— Begin Input rows —
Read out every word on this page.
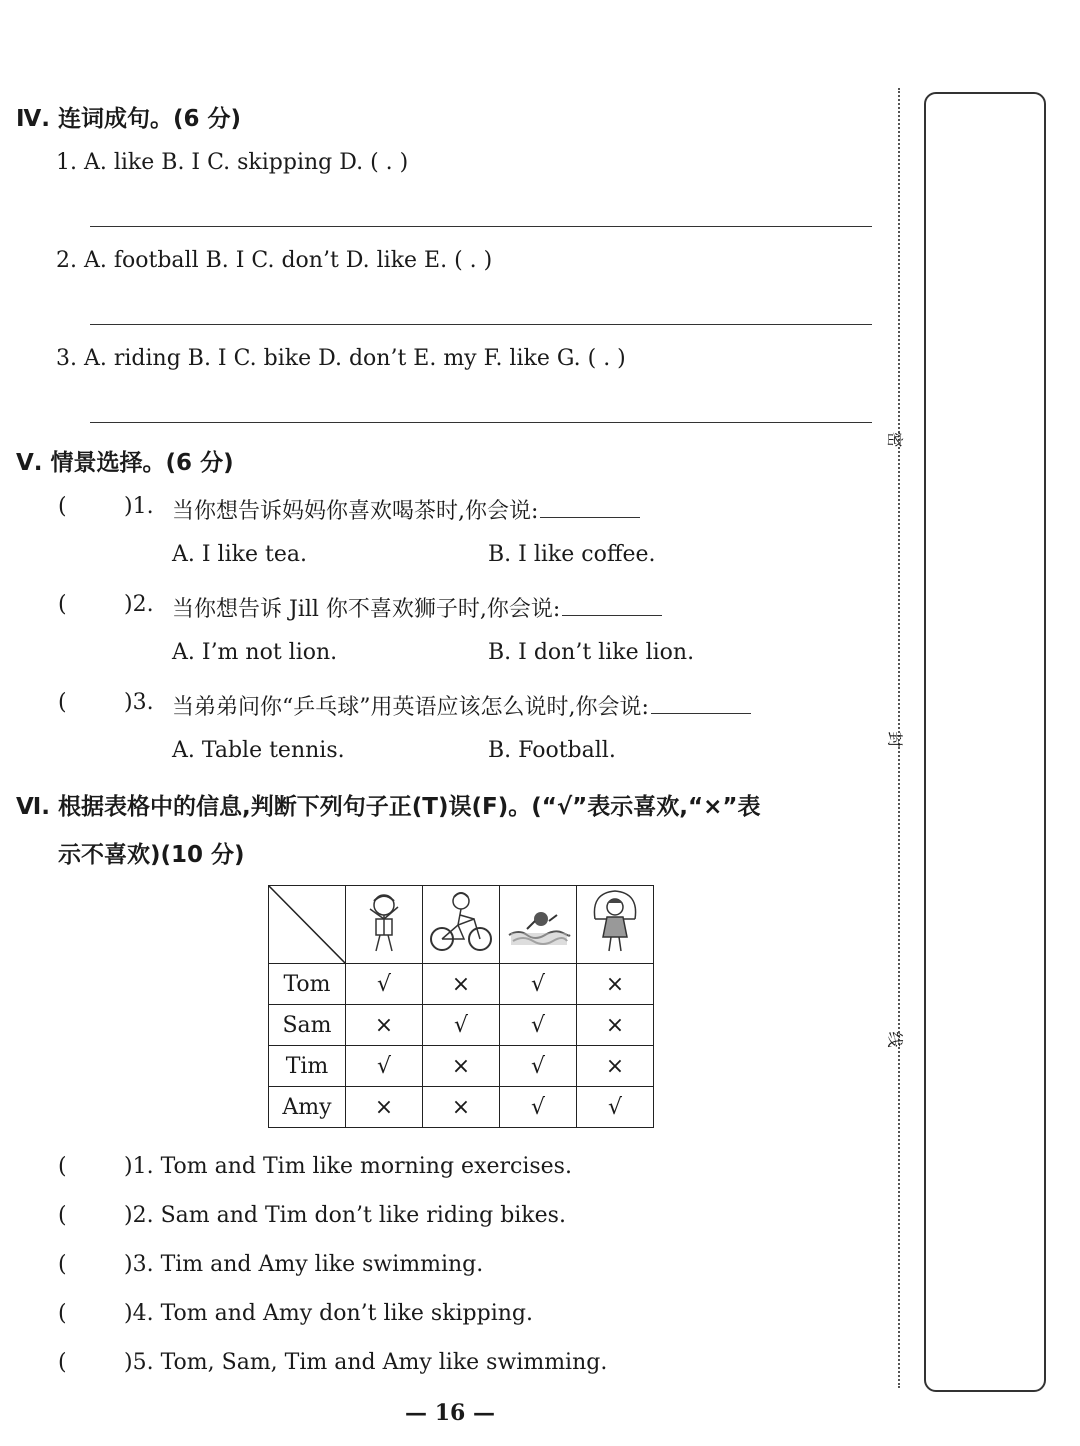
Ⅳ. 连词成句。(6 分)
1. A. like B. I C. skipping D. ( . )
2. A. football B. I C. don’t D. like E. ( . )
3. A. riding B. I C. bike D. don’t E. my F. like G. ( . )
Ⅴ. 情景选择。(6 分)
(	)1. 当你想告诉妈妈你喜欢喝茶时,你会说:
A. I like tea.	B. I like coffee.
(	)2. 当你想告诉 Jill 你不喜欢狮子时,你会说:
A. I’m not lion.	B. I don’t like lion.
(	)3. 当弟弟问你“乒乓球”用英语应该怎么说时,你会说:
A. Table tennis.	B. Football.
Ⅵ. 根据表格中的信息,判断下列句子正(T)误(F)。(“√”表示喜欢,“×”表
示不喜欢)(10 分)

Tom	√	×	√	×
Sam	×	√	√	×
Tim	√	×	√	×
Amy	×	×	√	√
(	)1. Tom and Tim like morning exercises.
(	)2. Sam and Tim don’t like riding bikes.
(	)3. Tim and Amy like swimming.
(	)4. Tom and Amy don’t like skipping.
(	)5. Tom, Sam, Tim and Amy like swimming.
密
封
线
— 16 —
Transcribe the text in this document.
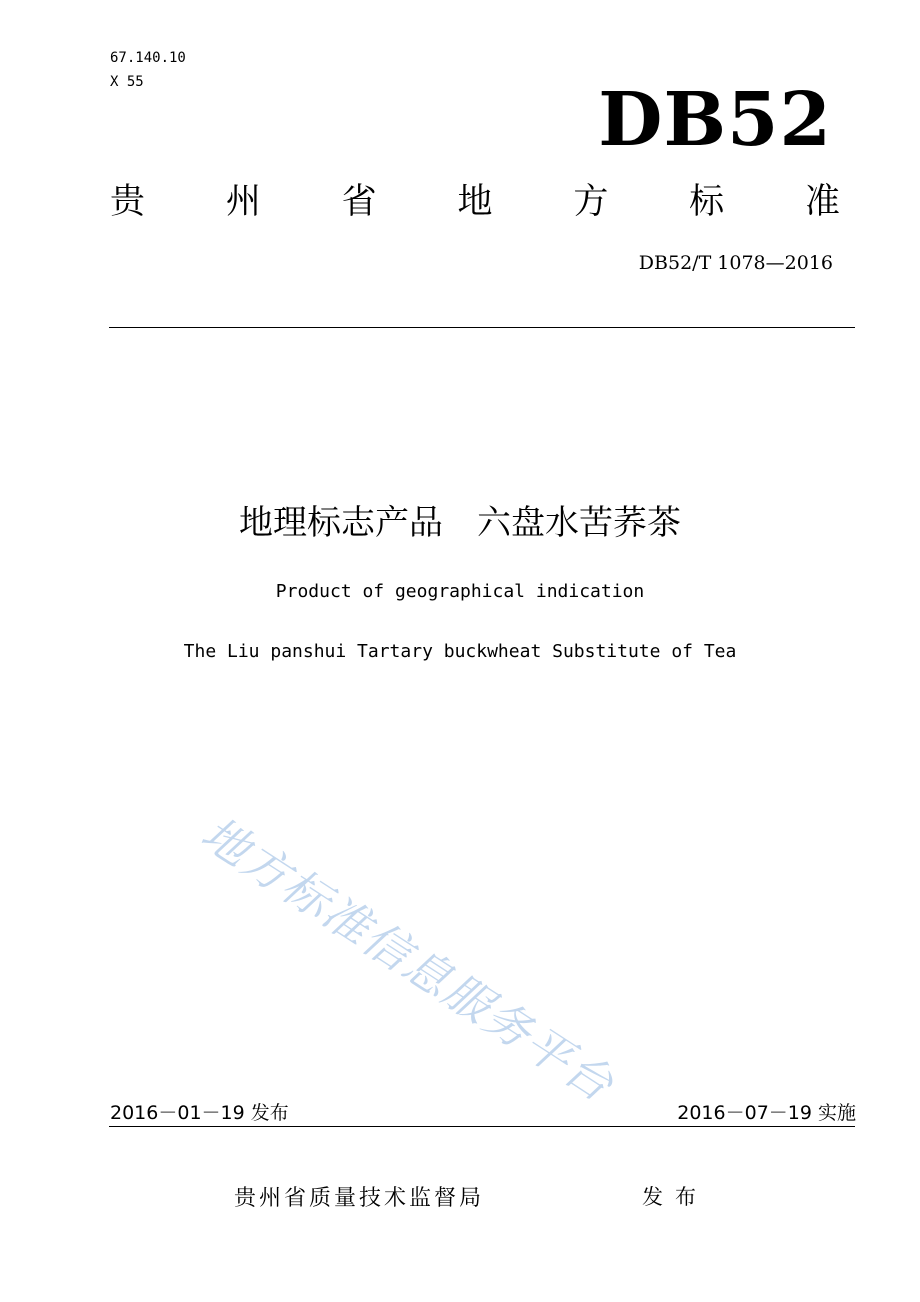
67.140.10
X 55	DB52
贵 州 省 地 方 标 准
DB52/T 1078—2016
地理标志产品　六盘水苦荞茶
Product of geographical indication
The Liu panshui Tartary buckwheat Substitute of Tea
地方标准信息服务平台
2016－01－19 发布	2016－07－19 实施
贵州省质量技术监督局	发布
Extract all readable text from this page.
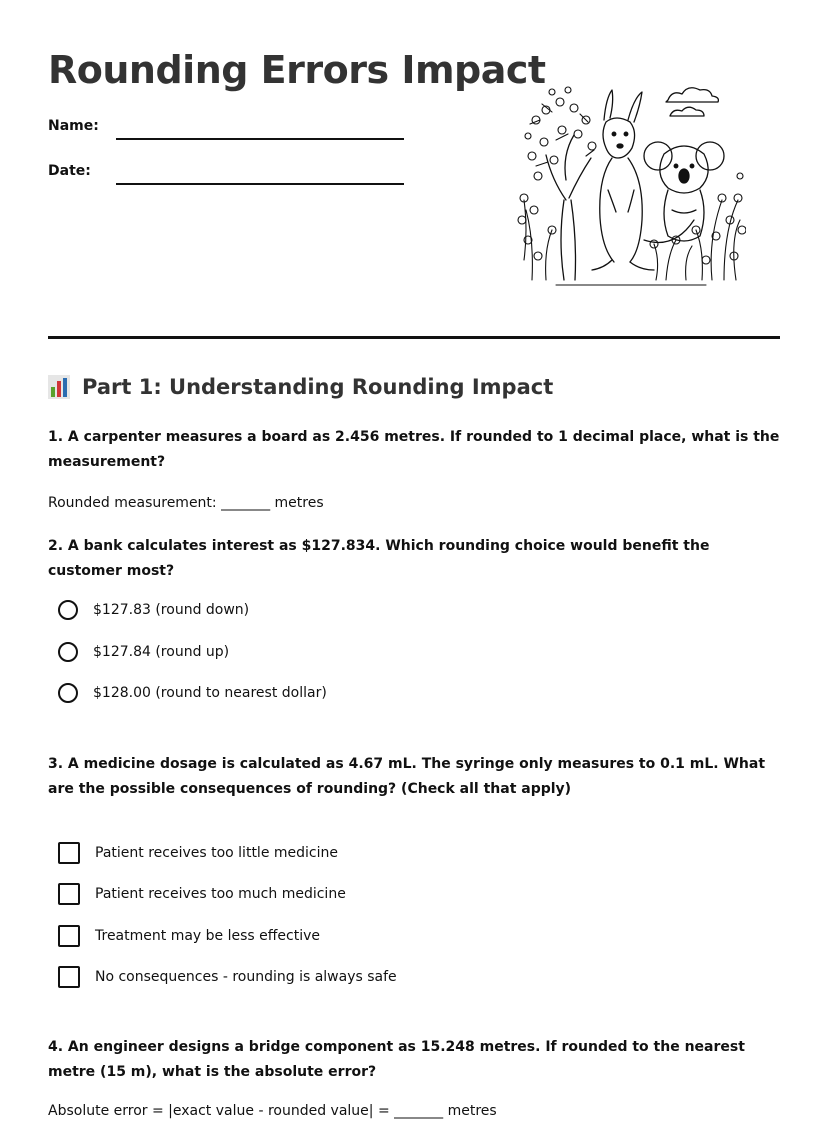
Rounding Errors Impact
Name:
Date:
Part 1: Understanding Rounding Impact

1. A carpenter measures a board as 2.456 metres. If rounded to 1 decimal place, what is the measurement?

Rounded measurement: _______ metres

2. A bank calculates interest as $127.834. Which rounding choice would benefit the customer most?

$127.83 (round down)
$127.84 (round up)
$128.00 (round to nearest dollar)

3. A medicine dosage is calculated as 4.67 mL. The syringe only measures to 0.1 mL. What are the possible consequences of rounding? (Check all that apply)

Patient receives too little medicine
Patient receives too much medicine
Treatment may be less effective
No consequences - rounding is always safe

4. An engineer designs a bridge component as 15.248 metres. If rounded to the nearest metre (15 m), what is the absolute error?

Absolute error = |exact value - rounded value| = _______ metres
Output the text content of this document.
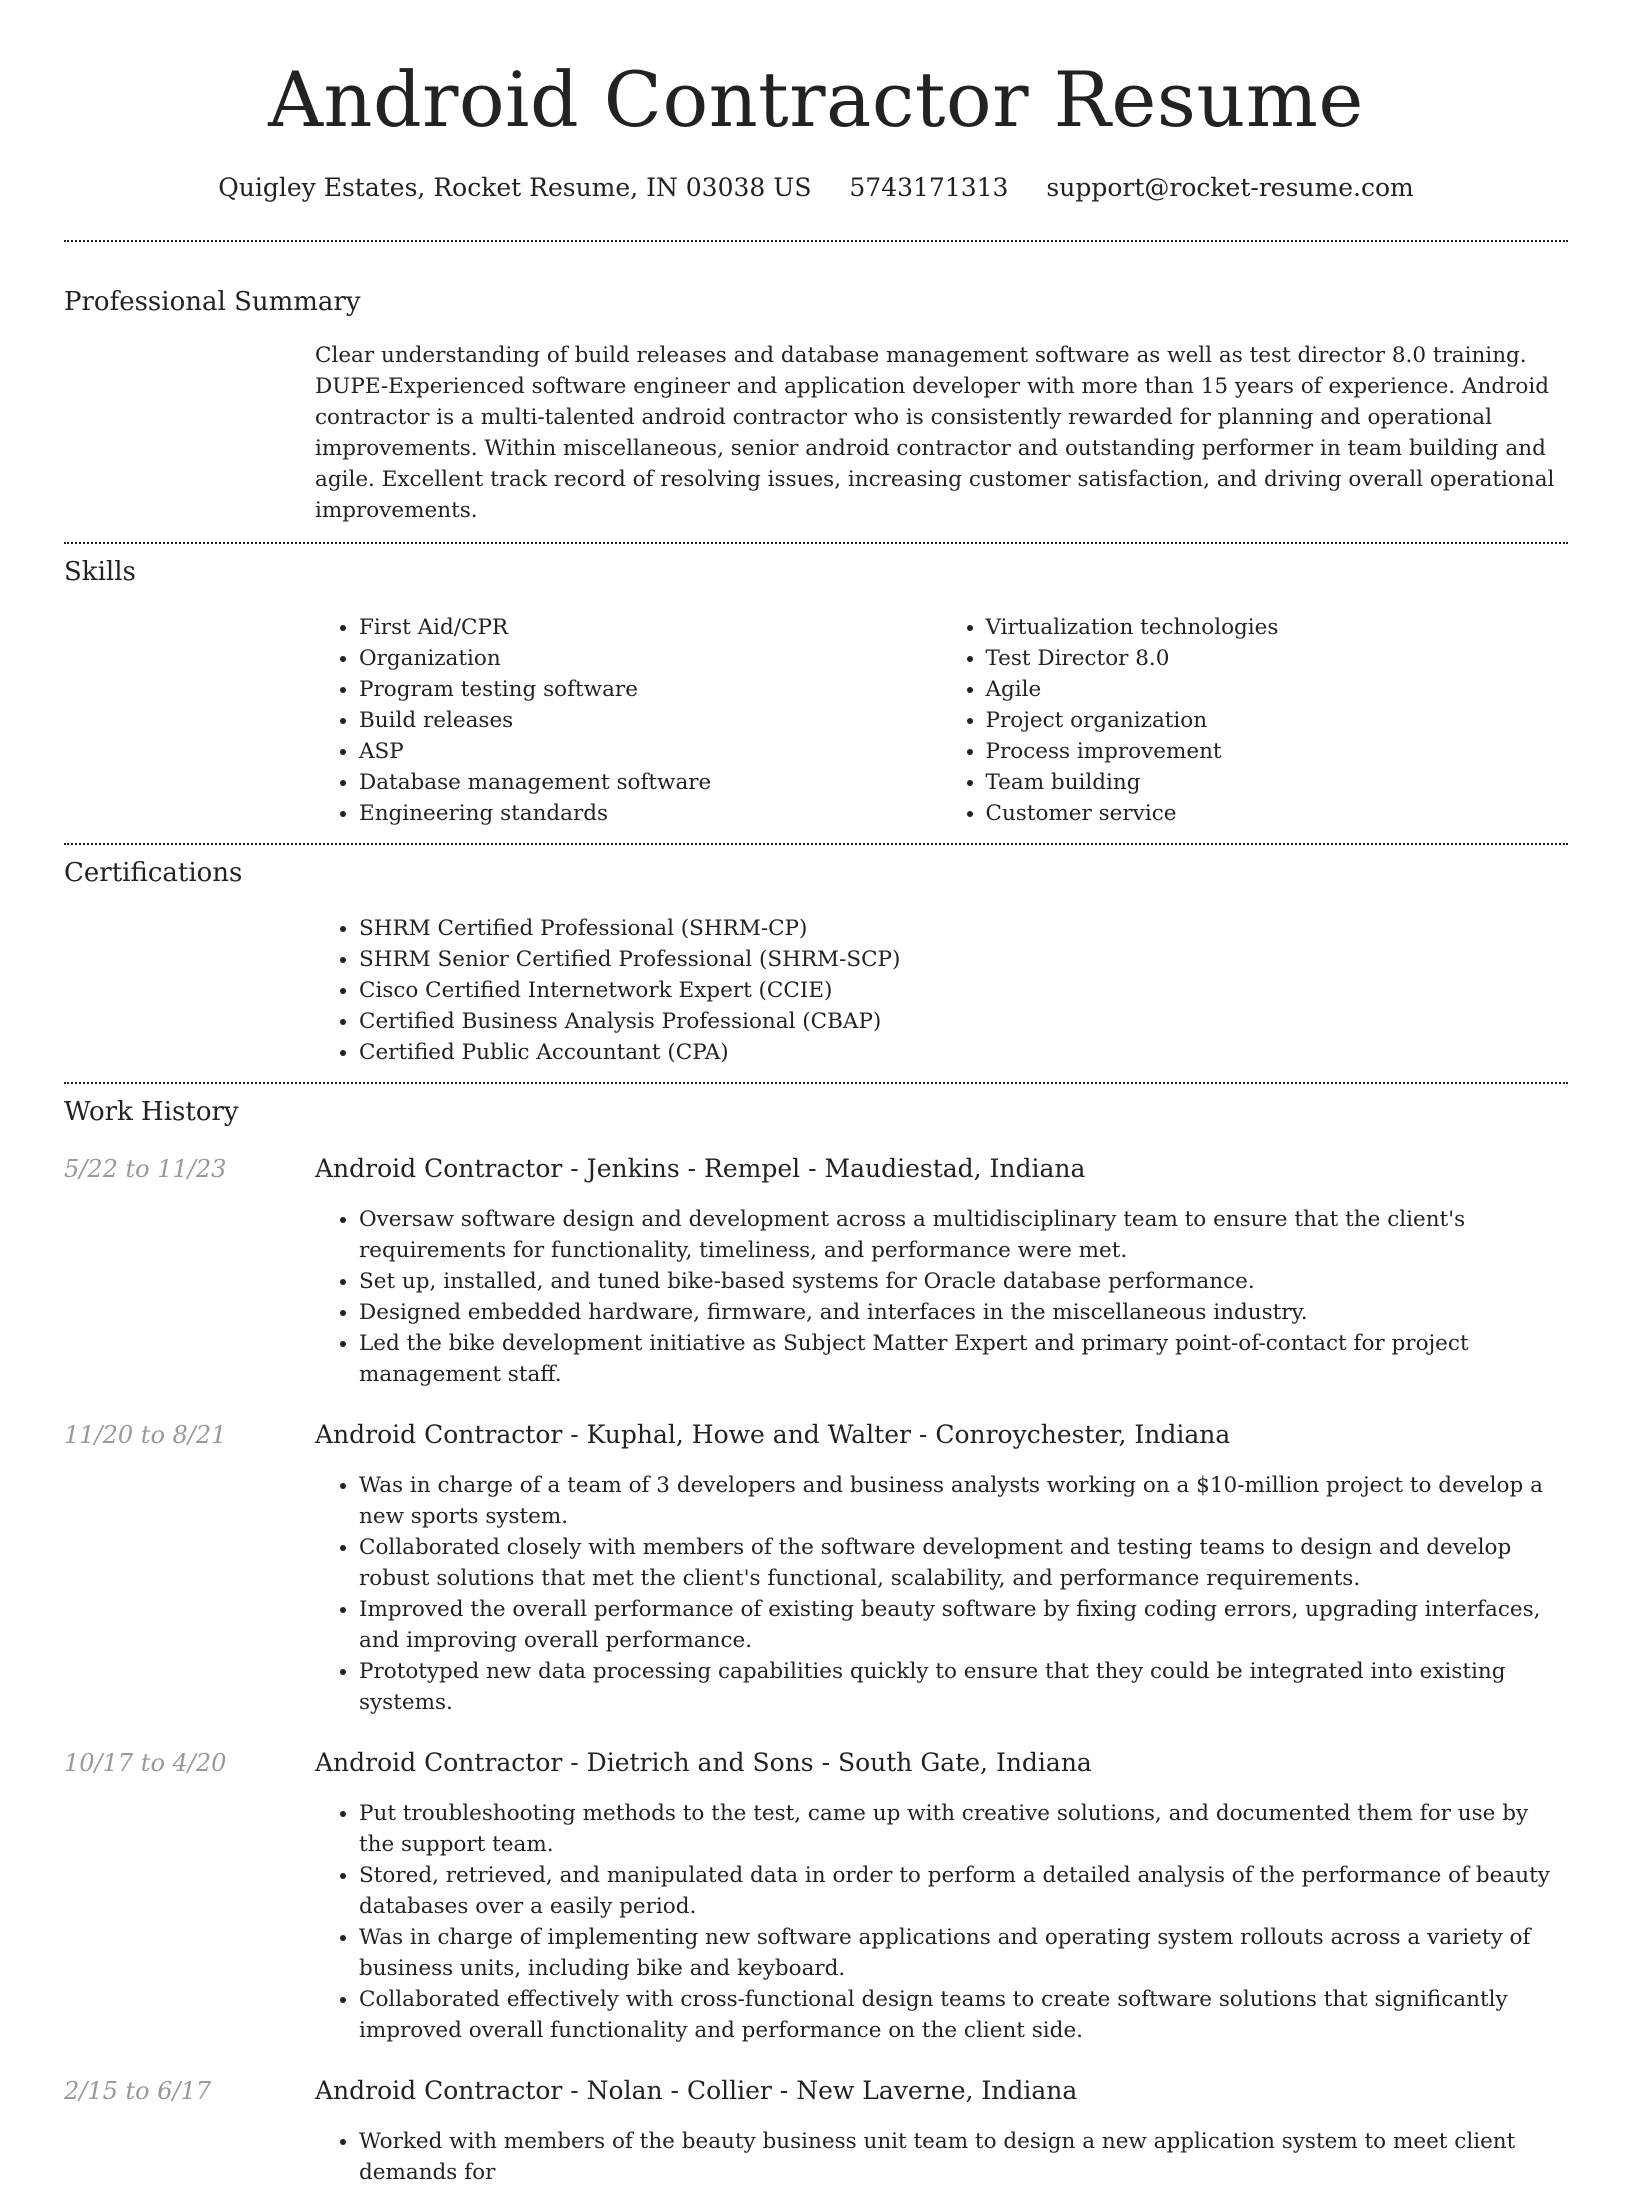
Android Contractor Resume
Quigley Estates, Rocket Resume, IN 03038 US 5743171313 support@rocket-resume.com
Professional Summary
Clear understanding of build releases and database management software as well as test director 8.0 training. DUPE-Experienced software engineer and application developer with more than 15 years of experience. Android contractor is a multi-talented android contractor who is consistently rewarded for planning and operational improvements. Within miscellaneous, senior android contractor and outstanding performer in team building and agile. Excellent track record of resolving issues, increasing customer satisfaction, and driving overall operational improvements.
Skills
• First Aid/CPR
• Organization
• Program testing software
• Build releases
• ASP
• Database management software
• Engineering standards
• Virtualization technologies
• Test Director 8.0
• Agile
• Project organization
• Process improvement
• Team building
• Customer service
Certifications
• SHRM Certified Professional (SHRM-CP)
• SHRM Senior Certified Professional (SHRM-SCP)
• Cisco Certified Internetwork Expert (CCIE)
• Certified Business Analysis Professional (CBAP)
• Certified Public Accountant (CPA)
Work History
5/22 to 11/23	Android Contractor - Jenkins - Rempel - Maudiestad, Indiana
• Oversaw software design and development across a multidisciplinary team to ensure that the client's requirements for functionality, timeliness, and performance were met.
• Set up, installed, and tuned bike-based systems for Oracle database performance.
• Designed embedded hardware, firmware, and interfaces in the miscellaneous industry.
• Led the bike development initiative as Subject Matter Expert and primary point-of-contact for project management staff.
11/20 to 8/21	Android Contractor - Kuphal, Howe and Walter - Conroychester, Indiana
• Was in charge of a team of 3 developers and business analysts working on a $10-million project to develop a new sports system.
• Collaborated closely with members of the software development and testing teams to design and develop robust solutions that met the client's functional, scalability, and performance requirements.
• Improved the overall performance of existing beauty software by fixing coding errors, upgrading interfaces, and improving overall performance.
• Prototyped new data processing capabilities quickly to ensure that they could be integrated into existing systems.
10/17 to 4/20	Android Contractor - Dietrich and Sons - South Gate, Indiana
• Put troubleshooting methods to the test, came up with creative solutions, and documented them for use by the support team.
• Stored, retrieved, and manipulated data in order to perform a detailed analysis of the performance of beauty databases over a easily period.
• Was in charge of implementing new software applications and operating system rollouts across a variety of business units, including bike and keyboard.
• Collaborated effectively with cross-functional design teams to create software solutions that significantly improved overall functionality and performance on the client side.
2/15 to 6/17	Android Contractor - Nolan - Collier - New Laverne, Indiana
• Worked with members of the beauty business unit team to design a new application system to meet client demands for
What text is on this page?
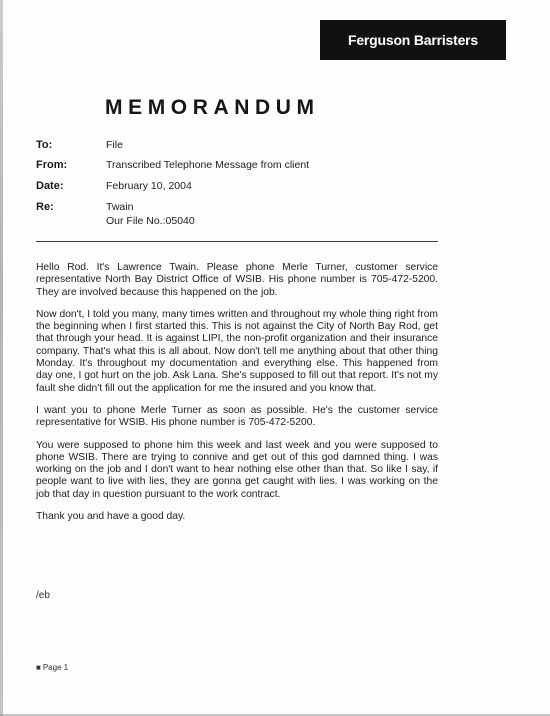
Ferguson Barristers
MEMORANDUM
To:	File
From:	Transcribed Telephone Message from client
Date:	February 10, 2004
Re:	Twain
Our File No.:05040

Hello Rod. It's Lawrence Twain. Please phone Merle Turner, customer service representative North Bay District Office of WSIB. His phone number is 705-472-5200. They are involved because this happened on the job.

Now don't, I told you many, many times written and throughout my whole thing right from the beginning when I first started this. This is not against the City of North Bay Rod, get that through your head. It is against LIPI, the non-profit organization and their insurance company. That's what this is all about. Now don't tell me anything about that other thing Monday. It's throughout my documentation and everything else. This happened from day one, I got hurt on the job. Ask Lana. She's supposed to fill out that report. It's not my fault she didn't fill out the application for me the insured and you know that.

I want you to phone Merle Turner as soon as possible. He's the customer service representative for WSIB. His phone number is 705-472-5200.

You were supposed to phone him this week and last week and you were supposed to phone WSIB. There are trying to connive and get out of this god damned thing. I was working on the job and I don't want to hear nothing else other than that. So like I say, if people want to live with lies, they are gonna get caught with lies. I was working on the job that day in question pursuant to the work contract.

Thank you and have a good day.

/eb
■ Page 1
— End Input rows —
_Stated goal_
Return only the count of lines in the records that hold the word "representative".

_The answer_
2